| WHAT THIS TASK INVOLVES |
Check each line below for the word "current", and copy those that have it.

| ENTRIES SHOWN |
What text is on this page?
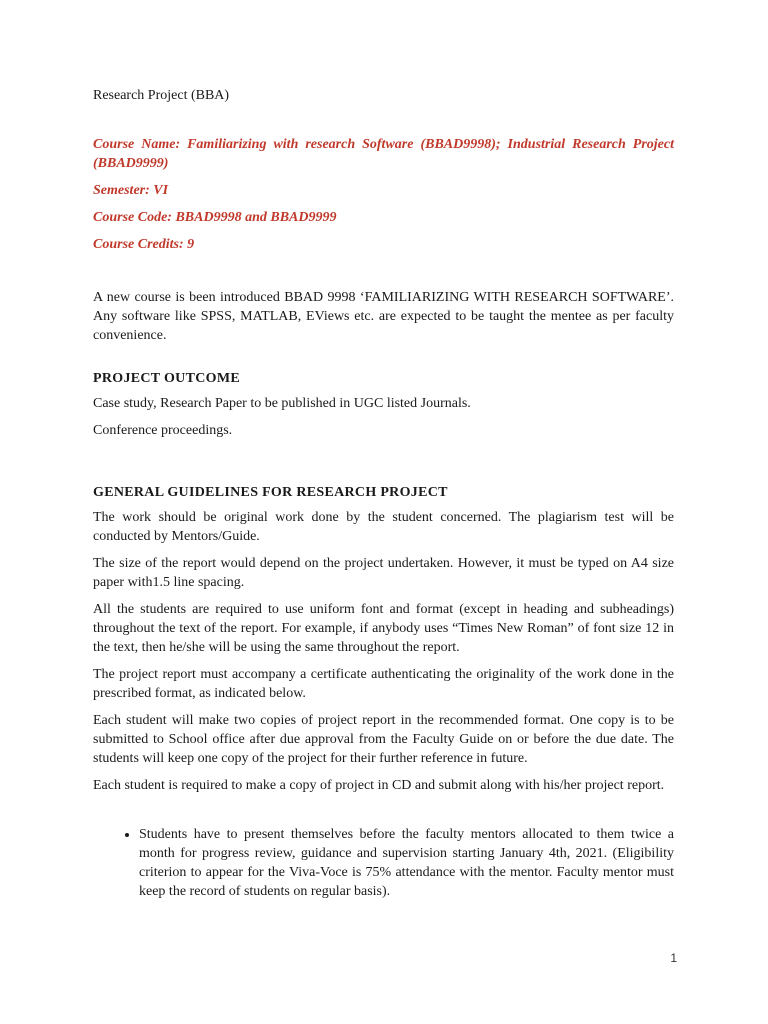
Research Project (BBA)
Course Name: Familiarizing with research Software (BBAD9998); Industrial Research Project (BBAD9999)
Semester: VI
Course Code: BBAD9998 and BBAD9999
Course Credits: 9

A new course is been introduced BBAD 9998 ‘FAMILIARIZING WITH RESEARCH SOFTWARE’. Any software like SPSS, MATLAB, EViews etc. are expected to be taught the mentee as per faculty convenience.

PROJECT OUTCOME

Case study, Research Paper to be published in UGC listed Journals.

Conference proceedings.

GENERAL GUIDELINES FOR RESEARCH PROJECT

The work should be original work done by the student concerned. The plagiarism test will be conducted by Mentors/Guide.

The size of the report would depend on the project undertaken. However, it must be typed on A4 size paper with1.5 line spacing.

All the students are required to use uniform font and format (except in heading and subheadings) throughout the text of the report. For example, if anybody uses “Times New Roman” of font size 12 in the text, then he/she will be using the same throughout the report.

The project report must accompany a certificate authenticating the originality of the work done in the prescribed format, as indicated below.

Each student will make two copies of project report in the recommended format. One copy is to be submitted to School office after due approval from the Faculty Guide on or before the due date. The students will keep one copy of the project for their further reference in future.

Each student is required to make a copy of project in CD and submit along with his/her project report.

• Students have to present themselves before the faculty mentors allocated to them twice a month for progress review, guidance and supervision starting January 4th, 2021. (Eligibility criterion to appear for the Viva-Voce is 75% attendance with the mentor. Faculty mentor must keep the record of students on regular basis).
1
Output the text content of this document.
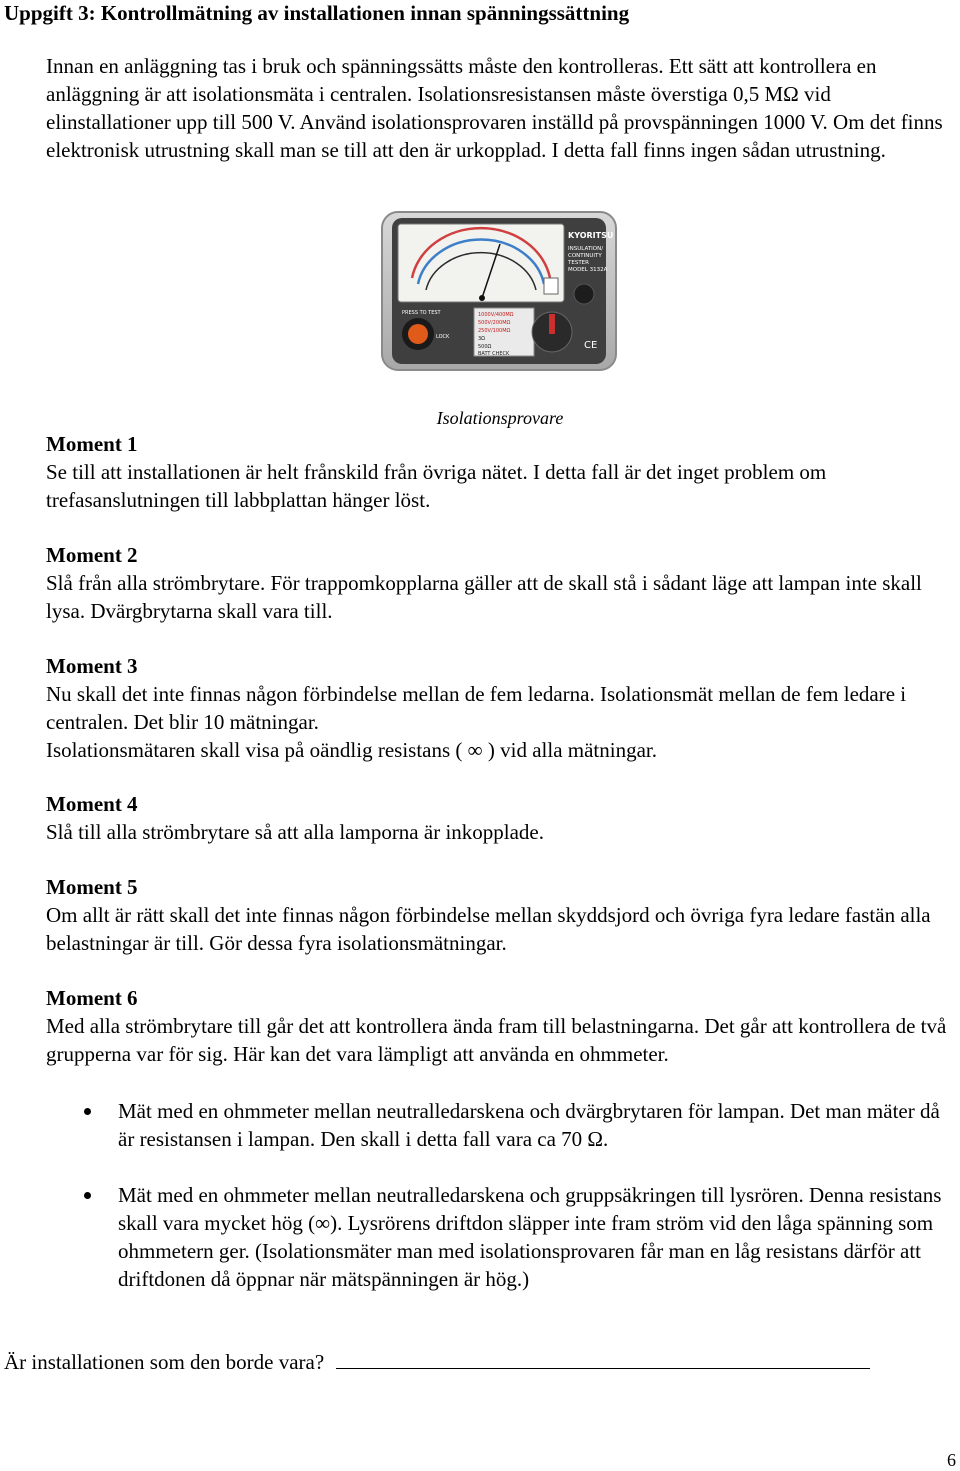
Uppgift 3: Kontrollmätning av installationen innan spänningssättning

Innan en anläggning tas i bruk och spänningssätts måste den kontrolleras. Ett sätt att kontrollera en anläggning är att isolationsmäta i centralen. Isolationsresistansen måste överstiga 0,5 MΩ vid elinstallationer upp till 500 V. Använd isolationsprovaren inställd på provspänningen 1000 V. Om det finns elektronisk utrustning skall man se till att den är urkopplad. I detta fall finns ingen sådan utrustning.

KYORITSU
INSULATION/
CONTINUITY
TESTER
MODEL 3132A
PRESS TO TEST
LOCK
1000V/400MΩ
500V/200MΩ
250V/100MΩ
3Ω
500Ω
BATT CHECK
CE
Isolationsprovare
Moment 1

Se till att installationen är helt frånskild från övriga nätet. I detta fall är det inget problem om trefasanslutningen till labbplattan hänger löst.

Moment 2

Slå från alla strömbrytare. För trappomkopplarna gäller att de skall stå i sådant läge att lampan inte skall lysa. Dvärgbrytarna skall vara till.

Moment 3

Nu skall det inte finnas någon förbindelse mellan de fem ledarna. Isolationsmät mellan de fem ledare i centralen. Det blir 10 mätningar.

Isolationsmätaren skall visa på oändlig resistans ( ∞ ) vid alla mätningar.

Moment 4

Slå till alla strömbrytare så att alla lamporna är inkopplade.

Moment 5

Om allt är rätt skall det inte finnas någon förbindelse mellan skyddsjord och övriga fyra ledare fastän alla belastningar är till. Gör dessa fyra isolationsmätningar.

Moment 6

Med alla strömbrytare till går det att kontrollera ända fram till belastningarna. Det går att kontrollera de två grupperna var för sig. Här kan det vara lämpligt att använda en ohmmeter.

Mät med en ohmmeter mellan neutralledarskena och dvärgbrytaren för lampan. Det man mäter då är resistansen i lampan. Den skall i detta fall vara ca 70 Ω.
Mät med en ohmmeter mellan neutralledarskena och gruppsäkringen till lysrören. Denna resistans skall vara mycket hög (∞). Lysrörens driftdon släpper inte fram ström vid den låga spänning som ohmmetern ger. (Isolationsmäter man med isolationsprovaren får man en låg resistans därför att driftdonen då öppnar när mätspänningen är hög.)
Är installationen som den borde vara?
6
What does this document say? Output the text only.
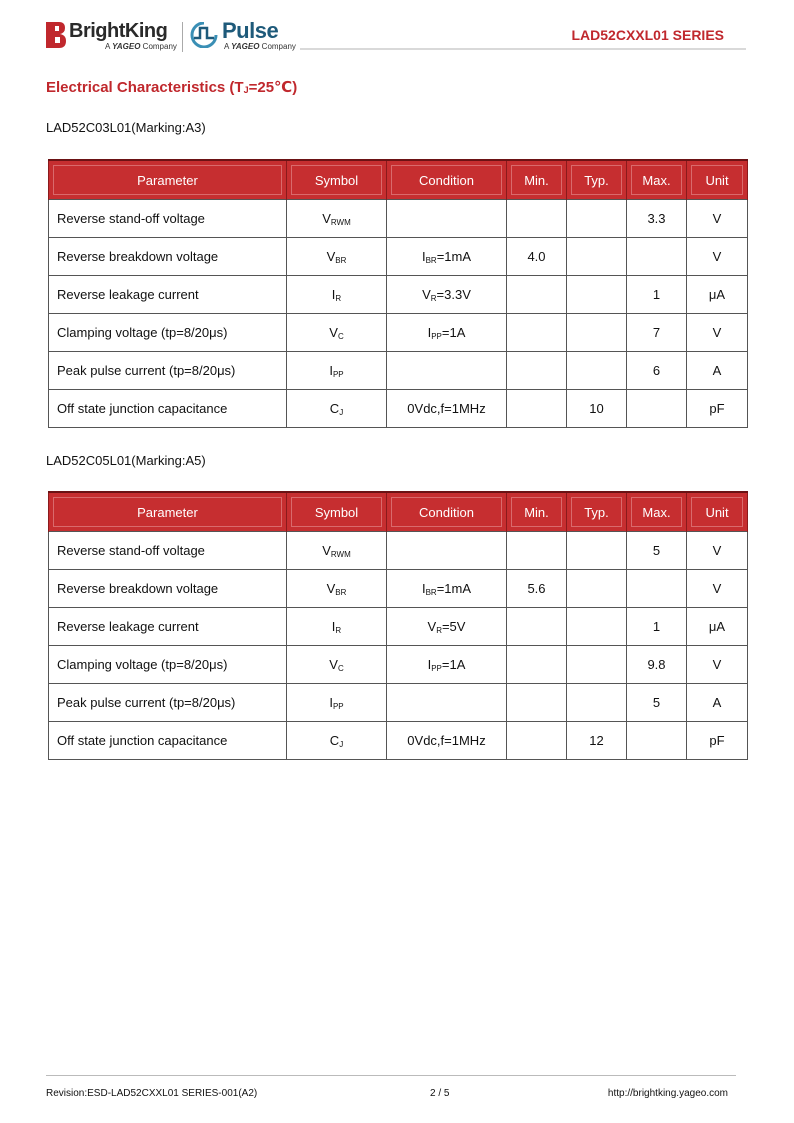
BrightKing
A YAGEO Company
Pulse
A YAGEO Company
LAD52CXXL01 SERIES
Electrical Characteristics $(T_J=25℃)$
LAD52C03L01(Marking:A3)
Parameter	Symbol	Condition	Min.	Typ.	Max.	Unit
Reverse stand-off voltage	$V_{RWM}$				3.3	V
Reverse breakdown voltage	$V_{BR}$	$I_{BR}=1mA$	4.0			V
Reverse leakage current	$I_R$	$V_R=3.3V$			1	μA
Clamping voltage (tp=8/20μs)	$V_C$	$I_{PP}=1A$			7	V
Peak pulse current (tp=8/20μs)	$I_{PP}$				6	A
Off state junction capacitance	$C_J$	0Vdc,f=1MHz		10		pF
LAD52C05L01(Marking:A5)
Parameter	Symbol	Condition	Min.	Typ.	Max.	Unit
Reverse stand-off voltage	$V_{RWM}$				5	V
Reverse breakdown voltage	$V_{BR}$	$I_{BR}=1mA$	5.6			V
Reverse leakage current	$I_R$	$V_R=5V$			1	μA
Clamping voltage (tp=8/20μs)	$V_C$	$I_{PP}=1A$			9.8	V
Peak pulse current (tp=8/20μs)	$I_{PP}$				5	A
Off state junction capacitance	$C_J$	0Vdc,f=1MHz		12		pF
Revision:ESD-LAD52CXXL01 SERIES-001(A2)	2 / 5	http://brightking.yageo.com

| TASK ANSWER |
Reverse leakage current	$I_R$	$V_R=3.3V$			1	μA
Peak pulse current (tp=8/20μs)	$I_{PP}$				6	A
Reverse leakage current	$I_R$	$V_R=5V$			1	μA
Peak pulse current (tp=8/20μs)	$I_{PP}$				5	A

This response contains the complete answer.